Direction -> Find the lines with the string "page" and return them.

Collected data
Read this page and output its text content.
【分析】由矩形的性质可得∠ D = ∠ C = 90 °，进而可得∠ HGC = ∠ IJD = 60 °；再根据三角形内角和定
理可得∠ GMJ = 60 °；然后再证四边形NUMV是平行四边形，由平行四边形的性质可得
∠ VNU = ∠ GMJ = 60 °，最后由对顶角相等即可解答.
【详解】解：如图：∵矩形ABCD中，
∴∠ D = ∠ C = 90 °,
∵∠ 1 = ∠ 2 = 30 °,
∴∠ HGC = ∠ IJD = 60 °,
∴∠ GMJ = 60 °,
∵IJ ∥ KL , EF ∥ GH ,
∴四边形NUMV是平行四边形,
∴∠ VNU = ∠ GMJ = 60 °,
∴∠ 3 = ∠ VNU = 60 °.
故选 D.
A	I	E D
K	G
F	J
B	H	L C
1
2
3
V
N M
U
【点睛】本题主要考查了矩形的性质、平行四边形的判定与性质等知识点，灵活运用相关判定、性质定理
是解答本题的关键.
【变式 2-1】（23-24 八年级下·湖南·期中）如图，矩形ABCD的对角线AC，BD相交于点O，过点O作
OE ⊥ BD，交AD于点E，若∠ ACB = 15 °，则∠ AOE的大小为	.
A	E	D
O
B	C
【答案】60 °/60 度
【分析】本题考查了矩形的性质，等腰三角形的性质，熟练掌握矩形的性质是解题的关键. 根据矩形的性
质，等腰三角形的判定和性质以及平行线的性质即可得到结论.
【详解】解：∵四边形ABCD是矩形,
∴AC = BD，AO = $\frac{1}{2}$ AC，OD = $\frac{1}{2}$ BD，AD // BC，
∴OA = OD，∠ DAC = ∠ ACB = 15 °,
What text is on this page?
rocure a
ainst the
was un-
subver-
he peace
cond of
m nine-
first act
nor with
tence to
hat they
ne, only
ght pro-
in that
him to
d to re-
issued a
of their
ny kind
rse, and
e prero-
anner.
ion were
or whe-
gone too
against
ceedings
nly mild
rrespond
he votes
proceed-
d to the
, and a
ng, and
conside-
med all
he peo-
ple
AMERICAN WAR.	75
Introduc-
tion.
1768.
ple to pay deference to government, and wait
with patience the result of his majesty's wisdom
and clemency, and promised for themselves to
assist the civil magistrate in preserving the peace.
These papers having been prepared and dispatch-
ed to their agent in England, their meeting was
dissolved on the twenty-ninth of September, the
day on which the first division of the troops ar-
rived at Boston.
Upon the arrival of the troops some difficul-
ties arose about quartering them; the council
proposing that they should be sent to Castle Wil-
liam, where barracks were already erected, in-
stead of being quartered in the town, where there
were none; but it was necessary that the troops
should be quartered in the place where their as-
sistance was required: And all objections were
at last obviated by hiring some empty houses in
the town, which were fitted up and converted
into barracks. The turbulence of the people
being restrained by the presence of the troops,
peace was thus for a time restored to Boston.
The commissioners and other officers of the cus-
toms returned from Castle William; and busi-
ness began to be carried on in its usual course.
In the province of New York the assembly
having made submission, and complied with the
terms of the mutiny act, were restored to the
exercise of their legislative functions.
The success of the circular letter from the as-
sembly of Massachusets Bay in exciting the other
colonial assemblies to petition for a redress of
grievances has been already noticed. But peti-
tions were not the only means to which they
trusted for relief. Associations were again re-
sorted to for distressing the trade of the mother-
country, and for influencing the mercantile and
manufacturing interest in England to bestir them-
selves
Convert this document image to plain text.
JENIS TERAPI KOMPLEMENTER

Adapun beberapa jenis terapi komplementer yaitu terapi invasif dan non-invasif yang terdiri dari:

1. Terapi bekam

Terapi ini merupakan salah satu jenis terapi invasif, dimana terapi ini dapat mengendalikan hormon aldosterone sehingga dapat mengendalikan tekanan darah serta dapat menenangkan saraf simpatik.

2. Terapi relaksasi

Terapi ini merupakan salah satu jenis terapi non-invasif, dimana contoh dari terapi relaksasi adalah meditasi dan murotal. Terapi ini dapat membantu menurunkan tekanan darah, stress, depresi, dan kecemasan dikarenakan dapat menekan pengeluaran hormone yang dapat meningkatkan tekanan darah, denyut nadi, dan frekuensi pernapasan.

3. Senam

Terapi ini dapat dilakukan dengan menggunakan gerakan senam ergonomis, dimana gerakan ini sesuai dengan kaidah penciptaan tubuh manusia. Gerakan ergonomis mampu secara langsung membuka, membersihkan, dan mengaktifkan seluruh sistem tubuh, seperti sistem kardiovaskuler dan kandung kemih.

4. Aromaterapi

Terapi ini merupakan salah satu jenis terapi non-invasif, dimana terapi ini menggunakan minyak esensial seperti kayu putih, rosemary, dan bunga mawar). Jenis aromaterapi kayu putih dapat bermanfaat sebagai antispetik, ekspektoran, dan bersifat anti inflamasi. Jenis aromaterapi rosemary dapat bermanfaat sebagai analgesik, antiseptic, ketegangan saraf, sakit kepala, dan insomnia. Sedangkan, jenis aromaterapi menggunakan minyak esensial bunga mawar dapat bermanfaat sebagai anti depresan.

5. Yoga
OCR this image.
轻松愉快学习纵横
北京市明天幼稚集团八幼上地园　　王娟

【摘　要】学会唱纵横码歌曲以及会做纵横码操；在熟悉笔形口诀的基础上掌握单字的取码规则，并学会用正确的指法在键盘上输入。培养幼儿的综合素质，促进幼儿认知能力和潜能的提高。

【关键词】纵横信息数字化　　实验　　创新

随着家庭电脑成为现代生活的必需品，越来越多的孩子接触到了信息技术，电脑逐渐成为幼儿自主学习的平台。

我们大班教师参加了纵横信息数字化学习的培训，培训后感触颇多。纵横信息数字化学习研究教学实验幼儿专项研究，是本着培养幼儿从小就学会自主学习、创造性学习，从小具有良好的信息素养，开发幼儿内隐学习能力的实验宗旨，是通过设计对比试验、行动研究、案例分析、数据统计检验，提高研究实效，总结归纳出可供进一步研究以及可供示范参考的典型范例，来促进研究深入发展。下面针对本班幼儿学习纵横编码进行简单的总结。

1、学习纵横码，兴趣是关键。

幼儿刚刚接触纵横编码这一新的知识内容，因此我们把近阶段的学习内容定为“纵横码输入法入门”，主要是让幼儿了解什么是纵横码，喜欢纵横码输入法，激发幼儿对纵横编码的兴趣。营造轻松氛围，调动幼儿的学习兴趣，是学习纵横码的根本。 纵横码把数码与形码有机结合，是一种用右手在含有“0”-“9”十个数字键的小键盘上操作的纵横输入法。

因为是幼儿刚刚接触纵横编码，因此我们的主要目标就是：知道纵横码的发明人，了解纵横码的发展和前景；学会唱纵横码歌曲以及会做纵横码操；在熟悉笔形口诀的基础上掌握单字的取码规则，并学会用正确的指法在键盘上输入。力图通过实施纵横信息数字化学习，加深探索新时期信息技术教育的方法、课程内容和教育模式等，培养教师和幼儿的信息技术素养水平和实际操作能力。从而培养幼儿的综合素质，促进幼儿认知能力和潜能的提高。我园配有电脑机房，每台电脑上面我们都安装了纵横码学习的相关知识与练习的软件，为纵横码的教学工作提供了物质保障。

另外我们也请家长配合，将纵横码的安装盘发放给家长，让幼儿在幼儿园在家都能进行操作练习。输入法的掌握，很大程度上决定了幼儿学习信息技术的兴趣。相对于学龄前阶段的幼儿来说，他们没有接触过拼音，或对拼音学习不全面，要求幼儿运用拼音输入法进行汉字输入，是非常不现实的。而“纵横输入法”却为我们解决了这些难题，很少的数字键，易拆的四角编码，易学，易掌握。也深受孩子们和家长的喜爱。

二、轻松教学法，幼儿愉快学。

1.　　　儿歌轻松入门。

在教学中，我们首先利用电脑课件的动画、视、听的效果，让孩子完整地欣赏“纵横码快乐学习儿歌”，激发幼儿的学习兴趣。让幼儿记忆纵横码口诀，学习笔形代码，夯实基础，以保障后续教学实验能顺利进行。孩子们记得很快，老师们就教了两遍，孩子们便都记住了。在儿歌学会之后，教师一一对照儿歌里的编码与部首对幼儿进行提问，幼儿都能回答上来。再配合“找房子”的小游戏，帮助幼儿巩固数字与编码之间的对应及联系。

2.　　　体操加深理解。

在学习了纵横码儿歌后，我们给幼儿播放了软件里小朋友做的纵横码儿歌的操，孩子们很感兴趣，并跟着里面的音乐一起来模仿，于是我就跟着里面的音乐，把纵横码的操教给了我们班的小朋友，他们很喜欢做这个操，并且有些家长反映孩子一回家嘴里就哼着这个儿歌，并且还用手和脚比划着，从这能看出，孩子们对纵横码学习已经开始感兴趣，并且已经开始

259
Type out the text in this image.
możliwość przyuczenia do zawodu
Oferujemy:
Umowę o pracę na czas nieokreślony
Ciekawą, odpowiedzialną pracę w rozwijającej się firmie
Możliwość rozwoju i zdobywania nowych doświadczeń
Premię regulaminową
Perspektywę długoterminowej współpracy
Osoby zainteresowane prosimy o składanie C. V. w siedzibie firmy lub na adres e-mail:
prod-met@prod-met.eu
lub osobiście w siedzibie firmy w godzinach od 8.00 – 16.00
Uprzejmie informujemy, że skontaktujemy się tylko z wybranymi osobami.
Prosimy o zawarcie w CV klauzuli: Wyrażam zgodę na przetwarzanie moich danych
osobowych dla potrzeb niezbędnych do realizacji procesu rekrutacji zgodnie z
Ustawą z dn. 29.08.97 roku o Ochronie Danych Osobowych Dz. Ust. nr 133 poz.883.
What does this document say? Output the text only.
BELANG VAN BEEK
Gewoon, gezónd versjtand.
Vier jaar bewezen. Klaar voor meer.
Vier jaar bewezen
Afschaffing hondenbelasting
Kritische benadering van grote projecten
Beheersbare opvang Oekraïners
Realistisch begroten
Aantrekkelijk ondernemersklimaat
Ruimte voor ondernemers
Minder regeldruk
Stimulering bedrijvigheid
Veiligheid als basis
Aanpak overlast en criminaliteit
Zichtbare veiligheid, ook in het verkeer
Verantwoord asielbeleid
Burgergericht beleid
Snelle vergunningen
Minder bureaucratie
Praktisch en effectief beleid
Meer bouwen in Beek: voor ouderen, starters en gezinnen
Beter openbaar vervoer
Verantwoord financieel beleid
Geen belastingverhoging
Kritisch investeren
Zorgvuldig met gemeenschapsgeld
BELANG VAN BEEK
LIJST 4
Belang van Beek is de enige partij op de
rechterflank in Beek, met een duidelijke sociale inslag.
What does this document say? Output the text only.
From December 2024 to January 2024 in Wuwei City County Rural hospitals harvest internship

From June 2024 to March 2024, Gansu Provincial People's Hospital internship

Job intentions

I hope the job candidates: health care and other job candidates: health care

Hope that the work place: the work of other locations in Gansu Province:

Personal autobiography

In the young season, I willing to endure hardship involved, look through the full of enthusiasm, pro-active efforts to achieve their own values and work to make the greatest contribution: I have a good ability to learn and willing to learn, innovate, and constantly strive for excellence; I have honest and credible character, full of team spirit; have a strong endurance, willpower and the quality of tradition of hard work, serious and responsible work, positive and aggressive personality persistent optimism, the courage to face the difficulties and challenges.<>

Result of the exercise ->
Read this page and output its text content.
What text is on this page?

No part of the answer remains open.